▶ [WHAT THE TASK REQUIRES]
Output nothing but the lines from the line with "Type out the text in this image." through the end of the listing below, both ends included.

[Dataset rows]

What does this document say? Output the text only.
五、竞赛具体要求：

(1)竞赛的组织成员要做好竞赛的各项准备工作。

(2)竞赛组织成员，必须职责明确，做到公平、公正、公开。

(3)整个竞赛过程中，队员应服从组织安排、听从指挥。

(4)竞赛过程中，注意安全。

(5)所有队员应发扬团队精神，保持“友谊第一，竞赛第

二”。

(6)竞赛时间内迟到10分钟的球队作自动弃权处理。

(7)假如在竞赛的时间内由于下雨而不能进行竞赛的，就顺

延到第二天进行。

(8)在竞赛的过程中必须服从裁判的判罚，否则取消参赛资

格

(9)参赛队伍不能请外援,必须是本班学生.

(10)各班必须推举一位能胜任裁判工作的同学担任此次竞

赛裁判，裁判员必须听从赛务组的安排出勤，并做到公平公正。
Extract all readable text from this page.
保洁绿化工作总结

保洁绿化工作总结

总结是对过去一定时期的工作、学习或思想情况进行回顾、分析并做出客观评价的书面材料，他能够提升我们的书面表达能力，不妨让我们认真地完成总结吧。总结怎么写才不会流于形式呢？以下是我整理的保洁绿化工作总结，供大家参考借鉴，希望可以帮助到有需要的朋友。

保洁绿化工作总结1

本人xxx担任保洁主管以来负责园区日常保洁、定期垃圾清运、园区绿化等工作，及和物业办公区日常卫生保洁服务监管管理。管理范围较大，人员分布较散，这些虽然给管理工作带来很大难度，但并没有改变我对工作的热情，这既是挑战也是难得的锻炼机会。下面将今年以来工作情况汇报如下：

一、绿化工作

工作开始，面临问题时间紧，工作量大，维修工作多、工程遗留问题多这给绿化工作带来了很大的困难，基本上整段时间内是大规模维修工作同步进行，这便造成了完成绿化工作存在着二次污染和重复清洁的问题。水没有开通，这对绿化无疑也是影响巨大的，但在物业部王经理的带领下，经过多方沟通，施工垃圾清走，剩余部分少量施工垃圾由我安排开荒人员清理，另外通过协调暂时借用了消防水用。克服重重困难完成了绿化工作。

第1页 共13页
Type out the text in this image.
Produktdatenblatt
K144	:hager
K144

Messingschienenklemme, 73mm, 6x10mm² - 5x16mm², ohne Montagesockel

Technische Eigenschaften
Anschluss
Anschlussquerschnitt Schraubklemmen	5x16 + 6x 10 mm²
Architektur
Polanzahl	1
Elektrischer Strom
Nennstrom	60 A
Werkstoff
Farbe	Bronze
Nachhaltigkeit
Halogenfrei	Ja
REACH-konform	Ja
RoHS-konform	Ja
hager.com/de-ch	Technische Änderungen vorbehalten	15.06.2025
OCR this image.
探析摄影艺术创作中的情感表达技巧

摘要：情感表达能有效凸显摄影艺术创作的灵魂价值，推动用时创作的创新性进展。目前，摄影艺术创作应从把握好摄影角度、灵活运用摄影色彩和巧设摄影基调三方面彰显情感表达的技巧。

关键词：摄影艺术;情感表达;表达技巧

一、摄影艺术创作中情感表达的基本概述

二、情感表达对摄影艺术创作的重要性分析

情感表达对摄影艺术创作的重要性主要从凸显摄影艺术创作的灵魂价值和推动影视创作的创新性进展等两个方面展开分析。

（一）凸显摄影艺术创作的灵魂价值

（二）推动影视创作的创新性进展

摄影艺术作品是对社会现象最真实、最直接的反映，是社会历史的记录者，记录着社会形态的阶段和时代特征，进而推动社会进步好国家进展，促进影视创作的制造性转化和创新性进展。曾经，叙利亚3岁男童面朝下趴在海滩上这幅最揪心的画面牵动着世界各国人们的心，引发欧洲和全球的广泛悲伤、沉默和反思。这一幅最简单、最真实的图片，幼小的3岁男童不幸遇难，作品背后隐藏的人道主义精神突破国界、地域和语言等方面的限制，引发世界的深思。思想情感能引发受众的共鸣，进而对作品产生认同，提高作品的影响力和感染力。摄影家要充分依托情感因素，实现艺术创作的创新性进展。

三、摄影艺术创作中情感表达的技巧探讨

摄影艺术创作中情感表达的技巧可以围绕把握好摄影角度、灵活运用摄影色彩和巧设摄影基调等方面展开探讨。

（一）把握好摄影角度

▶ [TASK RESPONSE]
Type out the text in this image.
Produktdatenblatt
K144	:hager
K144

Messingschienenklemme, 73mm, 6x10mm² - 5x16mm², ohne Montagesockel

Technische Eigenschaften
Anschluss
Anschlussquerschnitt Schraubklemmen	5x16 + 6x 10 mm²
Architektur
Polanzahl	1
Elektrischer Strom
Nennstrom	60 A
Werkstoff
Farbe	Bronze
Nachhaltigkeit
Halogenfrei	Ja
REACH-konform	Ja
RoHS-konform	Ja
hager.com/de-ch	Technische Änderungen vorbehalten	15.06.2025
OCR this image.
探析摄影艺术创作中的情感表达技巧

摘要：情感表达能有效凸显摄影艺术创作的灵魂价值，推动用时创作的创新性进展。目前，摄影艺术创作应从把握好摄影角度、灵活运用摄影色彩和巧设摄影基调三方面彰显情感表达的技巧。

关键词：摄影艺术;情感表达;表达技巧

一、摄影艺术创作中情感表达的基本概述

二、情感表达对摄影艺术创作的重要性分析

情感表达对摄影艺术创作的重要性主要从凸显摄影艺术创作的灵魂价值和推动影视创作的创新性进展等两个方面展开分析。

（一）凸显摄影艺术创作的灵魂价值

（二）推动影视创作的创新性进展

摄影艺术作品是对社会现象最真实、最直接的反映，是社会历史的记录者，记录着社会形态的阶段和时代特征，进而推动社会进步好国家进展，促进影视创作的制造性转化和创新性进展。曾经，叙利亚3岁男童面朝下趴在海滩上这幅最揪心的画面牵动着世界各国人们的心，引发欧洲和全球的广泛悲伤、沉默和反思。这一幅最简单、最真实的图片，幼小的3岁男童不幸遇难，作品背后隐藏的人道主义精神突破国界、地域和语言等方面的限制，引发世界的深思。思想情感能引发受众的共鸣，进而对作品产生认同，提高作品的影响力和感染力。摄影家要充分依托情感因素，实现艺术创作的创新性进展。

三、摄影艺术创作中情感表达的技巧探讨

摄影艺术创作中情感表达的技巧可以围绕把握好摄影角度、灵活运用摄影色彩和巧设摄影基调等方面展开探讨。

（一）把握好摄影角度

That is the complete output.